▶ STATED EXERCISE 1
Update the article on Picasso's portrait of Dora Maar from "This was also" to "the catalogue note.", changing "inner resistance" to "silent resistance".
▶ STATED EXERCISE 2
Write the next part of the article on Picasso's portrait of Dora Maar, picking up after its final sentence.

▶ DOCUMENT SEGMENT
Painted by Pablo Picasso in Germany-occupied Paris during World War II, the oil features French artist Dora Maar, his partner for several years

PicassoPablo Picasso's Bust of a Woman in a Flowery Hat (Dora Maar)

Eighty years after its first owner purchased the painting, Pablo Picasso’s Bust of a Woman in a Flowery Hat (Dora Maar) has been revealed to the public by the auction house Lucien Paris that will put it on sale on October 24. Measuring 80 cm x 60 cm, while the oil on canvas carries a reserve price of €8 million, it is expected to fetch much more.

Painted when the artist was 61 and living in Germany-occupied Paris during World War II, the protagonist of the fragmented portrait was French photographer and painter Dora Maar, with whom Picasso shared a long and turbulent relationship.

This was also the time when the artist was enduring the difficult circumstances of the war, through which he continued to paint. “His art then became a form of inner resistance. For him, it was better to paint something — anything — than to do nothing at all. Though world-famous, he endured the pressures of the Nazi regime: searches, interrogations, intimidation,” states Picasso specialist Agnès Sevestre-Barbé in the catalogue note.

▶ DATA PROVIDED
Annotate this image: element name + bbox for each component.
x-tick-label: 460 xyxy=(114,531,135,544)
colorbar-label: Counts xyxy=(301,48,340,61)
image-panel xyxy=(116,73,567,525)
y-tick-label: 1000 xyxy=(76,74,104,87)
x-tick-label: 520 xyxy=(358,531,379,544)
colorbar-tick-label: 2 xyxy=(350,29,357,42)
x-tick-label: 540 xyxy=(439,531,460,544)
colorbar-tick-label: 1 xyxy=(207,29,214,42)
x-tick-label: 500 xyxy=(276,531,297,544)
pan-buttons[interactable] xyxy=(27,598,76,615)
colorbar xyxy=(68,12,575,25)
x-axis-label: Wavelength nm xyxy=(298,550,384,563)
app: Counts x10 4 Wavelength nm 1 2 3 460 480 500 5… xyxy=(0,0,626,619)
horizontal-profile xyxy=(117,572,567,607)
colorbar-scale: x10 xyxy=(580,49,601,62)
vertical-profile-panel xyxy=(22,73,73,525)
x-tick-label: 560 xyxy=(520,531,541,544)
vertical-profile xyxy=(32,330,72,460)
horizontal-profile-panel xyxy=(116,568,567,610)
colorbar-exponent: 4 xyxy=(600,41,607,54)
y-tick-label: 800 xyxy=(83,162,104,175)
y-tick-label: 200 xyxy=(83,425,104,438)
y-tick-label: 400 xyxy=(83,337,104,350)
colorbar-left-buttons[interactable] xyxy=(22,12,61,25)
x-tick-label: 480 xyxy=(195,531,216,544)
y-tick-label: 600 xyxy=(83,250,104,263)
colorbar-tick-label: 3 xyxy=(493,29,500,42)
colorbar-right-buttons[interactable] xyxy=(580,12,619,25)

▶ TASK OUTPUT 1
This was also the time when the artist was enduring the difficult circumstances of the war, through which he continued to paint. “His art then became a form of silent resistance. For him, it was better to paint something — anything — than to do nothing at all. Though world-famous, he endured the pressures of the Nazi regime: searches, interrogations, intimidation,” states Picasso specialist Agnès Sevestre-Barbé in the catalogue note.

▶ TASK OUTPUT 2
Commenting on the artwork, Sevestre-Barbé notes, “This spectacular canvas, shielded from view for decades, painted in Paris in July 1943, shows how Picasso, in the midst of war, pursued his portraits of women with hats — here in a version of rare chromatic intensity. Buste de femme au chapeau à fleurs reveals a treatment midway between late Cubism and decorative stylisation… The face, framed by jet-black hair structured with emerald-green strands, is reconstructed in flat fields of vivid colour, without perspective or modelling. Picasso juxtaposes acid greens, matte reds, violets, deep blues, radiant yellows. Each segment of the face appears autonomous, intensifying the sensation of fragmentation.”

Acquired by a private collector in August 1944, the work has reportedly not been exhibited since and has never appeared at an auction. Before it was sold, it was documented in black-and-white in a catalogue by French art historian and critic Christian Zervos in 1962, with photographs taken by Hungarian-French photographer Brassaï between late April and early May 1944.